§ Task description: Retype each record shown below, leaving every character as it is.

§ Task input:
---

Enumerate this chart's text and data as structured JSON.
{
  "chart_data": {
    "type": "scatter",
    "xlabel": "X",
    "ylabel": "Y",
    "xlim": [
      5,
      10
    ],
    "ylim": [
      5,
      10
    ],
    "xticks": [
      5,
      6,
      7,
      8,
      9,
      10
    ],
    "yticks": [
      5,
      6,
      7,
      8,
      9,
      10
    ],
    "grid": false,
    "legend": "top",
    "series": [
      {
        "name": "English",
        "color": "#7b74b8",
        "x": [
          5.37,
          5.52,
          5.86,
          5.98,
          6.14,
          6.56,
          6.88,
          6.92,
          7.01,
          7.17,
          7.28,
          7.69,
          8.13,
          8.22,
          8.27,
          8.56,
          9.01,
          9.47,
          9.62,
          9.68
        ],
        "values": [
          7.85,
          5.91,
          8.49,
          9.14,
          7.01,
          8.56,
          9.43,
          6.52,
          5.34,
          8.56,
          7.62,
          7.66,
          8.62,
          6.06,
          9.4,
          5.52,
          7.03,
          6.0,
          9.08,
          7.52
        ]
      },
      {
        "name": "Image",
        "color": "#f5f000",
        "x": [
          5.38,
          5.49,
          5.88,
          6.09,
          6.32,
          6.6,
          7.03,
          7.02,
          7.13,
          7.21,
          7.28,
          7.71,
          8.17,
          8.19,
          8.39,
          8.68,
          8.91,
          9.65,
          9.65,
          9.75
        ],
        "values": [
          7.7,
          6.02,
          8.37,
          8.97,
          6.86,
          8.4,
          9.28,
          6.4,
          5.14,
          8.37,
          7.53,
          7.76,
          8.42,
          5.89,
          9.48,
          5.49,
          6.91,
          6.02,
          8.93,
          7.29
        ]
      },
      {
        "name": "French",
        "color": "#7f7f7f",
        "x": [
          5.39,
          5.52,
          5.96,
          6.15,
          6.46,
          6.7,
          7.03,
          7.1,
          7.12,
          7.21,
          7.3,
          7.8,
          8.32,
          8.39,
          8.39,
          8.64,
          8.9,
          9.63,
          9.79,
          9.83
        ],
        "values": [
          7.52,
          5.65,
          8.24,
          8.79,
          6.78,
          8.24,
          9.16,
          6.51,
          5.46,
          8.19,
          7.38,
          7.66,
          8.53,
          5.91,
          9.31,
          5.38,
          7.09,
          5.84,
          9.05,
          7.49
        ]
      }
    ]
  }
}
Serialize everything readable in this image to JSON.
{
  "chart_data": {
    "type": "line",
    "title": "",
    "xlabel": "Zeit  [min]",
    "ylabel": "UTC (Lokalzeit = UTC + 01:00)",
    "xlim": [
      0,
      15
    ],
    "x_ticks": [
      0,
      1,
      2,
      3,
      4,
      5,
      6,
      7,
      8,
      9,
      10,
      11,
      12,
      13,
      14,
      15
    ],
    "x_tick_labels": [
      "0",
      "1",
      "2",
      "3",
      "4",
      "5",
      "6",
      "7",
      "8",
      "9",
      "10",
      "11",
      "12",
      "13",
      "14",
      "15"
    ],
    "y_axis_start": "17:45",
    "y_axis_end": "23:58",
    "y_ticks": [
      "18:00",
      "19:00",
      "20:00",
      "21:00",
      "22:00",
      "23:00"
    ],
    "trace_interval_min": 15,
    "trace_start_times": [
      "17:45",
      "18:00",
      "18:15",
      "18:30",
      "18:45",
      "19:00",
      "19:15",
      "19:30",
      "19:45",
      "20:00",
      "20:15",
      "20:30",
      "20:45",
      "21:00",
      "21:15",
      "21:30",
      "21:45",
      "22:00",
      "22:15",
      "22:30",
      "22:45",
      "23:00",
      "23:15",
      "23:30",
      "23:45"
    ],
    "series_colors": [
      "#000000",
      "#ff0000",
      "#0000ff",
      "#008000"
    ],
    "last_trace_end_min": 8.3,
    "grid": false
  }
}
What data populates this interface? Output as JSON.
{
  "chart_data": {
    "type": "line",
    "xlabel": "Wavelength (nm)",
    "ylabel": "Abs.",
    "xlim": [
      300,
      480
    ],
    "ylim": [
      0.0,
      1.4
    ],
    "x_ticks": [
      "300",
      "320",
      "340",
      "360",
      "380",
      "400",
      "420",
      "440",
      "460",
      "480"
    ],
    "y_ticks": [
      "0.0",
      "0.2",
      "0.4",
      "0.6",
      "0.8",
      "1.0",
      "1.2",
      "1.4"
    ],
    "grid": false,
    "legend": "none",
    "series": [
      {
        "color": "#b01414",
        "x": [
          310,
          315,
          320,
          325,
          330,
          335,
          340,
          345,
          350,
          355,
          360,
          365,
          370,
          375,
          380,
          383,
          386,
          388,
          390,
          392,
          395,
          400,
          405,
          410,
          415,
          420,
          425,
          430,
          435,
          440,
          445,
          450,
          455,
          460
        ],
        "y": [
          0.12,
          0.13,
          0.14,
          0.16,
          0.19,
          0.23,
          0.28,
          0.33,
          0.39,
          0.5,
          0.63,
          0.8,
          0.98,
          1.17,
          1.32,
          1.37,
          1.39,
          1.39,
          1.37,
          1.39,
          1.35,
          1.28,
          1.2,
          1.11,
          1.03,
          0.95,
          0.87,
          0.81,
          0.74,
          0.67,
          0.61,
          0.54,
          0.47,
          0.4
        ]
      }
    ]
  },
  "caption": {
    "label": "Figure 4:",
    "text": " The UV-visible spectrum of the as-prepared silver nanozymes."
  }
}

---

§ Expected answer:
Enumerate this chart's text and data as structured JSON.
{
  "chart_data": {
    "type": "scatter",
    "xlabel": "X",
    "ylabel": "Y",
    "xlim": [
      5,
      10
    ],
    "ylim": [
      5,
      10
    ],
    "xticks": [
      5,
      6,
      7,
      8,
      9,
      10
    ],
    "yticks": [
      5,
      6,
      7,
      8,
      9,
      10
    ],
    "grid": false,
    "legend": "top",
    "series": [
      {
        "name": "English",
        "color": "#7b74b8",
        "x": [
          5.37,
          5.52,
          5.86,
          5.98,
          6.14,
          6.56,
          6.88,
          6.92,
          7.01,
          7.17,
          7.28,
          7.69,
          8.13,
          8.22,
          8.27,
          8.56,
          9.01,
          9.47,
          9.62,
          9.68
        ],
        "values": [
          7.85,
          5.91,
          8.49,
          9.14,
          7.01,
          8.56,
          9.43,
          6.52,
          5.34,
          8.56,
          7.62,
          7.66,
          8.62,
          6.06,
          9.4,
          5.52,
          7.03,
          6.0,
          9.08,
          7.52
        ]
      },
      {
        "name": "Image",
        "color": "#f5f000",
        "x": [
          5.38,
          5.49,
          5.88,
          6.09,
          6.32,
          6.6,
          7.03,
          7.02,
          7.13,
          7.21,
          7.28,
          7.71,
          8.17,
          8.19,
          8.39,
          8.68,
          8.91,
          9.65,
          9.65,
          9.75
        ],
        "values": [
          7.7,
          6.02,
          8.37,
          8.97,
          6.86,
          8.4,
          9.28,
          6.4,
          5.14,
          8.37,
          7.53,
          7.76,
          8.42,
          5.89,
          9.48,
          5.49,
          6.91,
          6.02,
          8.93,
          7.29
        ]
      },
      {
        "name": "French",
        "color": "#7f7f7f",
        "x": [
          5.39,
          5.52,
          5.96,
          6.15,
          6.46,
          6.7,
          7.03,
          7.1,
          7.12,
          7.21,
          7.3,
          7.8,
          8.32,
          8.39,
          8.39,
          8.64,
          8.9,
          9.63,
          9.79,
          9.83
        ],
        "values": [
          7.52,
          5.65,
          8.24,
          8.79,
          6.78,
          8.24,
          9.16,
          6.51,
          5.46,
          8.19,
          7.38,
          7.66,
          8.53,
          5.91,
          9.31,
          5.38,
          7.09,
          5.84,
          9.05,
          7.49
        ]
      }
    ]
  }
}
Serialize everything readable in this image to JSON.
{
  "chart_data": {
    "type": "line",
    "title": "",
    "xlabel": "Zeit  [min]",
    "ylabel": "UTC (Lokalzeit = UTC + 01:00)",
    "xlim": [
      0,
      15
    ],
    "x_ticks": [
      0,
      1,
      2,
      3,
      4,
      5,
      6,
      7,
      8,
      9,
      10,
      11,
      12,
      13,
      14,
      15
    ],
    "x_tick_labels": [
      "0",
      "1",
      "2",
      "3",
      "4",
      "5",
      "6",
      "7",
      "8",
      "9",
      "10",
      "11",
      "12",
      "13",
      "14",
      "15"
    ],
    "y_axis_start": "17:45",
    "y_axis_end": "23:58",
    "y_ticks": [
      "18:00",
      "19:00",
      "20:00",
      "21:00",
      "22:00",
      "23:00"
    ],
    "trace_interval_min": 15,
    "trace_start_times": [
      "17:45",
      "18:00",
      "18:15",
      "18:30",
      "18:45",
      "19:00",
      "19:15",
      "19:30",
      "19:45",
      "20:00",
      "20:15",
      "20:30",
      "20:45",
      "21:00",
      "21:15",
      "21:30",
      "21:45",
      "22:00",
      "22:15",
      "22:30",
      "22:45",
      "23:00",
      "23:15",
      "23:30",
      "23:45"
    ],
    "series_colors": [
      "#000000",
      "#ff0000",
      "#0000ff",
      "#008000"
    ],
    "last_trace_end_min": 8.3,
    "grid": false
  }
}
What data populates this interface? Output as JSON.
{
  "chart_data": {
    "type": "line",
    "xlabel": "Wavelength (nm)",
    "ylabel": "Abs.",
    "xlim": [
      300,
      480
    ],
    "ylim": [
      0.0,
      1.4
    ],
    "x_ticks": [
      "300",
      "320",
      "340",
      "360",
      "380",
      "400",
      "420",
      "440",
      "460",
      "480"
    ],
    "y_ticks": [
      "0.0",
      "0.2",
      "0.4",
      "0.6",
      "0.8",
      "1.0",
      "1.2",
      "1.4"
    ],
    "grid": false,
    "legend": "none",
    "series": [
      {
        "color": "#b01414",
        "x": [
          310,
          315,
          320,
          325,
          330,
          335,
          340,
          345,
          350,
          355,
          360,
          365,
          370,
          375,
          380,
          383,
          386,
          388,
          390,
          392,
          395,
          400,
          405,
          410,
          415,
          420,
          425,
          430,
          435,
          440,
          445,
          450,
          455,
          460
        ],
        "y": [
          0.12,
          0.13,
          0.14,
          0.16,
          0.19,
          0.23,
          0.28,
          0.33,
          0.39,
          0.5,
          0.63,
          0.8,
          0.98,
          1.17,
          1.32,
          1.37,
          1.39,
          1.39,
          1.37,
          1.39,
          1.35,
          1.28,
          1.2,
          1.11,
          1.03,
          0.95,
          0.87,
          0.81,
          0.74,
          0.67,
          0.61,
          0.54,
          0.47,
          0.4
        ]
      }
    ]
  },
  "caption": {
    "label": "Figure 4:",
    "text": " The UV-visible spectrum of the as-prepared silver nanozymes."
  }
}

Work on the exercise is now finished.